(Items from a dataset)
▼▼▼
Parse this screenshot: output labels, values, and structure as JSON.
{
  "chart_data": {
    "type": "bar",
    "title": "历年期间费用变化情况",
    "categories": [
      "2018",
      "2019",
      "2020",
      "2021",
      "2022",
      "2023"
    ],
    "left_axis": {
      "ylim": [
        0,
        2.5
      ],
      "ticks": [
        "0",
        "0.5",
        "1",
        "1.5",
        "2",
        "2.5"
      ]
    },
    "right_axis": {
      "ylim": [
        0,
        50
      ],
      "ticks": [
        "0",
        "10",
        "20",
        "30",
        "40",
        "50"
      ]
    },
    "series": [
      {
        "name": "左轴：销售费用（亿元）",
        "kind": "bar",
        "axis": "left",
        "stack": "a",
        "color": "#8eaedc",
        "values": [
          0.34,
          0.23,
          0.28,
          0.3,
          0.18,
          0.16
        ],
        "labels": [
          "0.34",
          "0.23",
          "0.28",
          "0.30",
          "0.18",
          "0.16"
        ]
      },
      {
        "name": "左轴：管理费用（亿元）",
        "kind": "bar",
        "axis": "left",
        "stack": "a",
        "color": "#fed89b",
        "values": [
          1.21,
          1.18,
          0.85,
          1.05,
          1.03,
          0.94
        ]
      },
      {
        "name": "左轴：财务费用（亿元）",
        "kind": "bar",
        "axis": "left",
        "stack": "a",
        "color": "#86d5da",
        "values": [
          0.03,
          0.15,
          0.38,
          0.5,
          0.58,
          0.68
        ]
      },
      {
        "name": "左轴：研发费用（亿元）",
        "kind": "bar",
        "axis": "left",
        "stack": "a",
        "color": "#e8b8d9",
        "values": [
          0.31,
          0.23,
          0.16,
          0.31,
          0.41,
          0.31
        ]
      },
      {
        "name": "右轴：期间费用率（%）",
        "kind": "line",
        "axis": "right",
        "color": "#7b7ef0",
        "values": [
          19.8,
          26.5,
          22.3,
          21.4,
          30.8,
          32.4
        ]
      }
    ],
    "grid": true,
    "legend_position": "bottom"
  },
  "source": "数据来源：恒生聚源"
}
▲▲▲
Problem statement:
Pick out every line above that contains the word "color" and copy it.

Correct answer:
        "color": "#8eaedc",
        "color": "#fed89b",
        "color": "#86d5da",
        "color": "#e8b8d9",
        "color": "#7b7ef0",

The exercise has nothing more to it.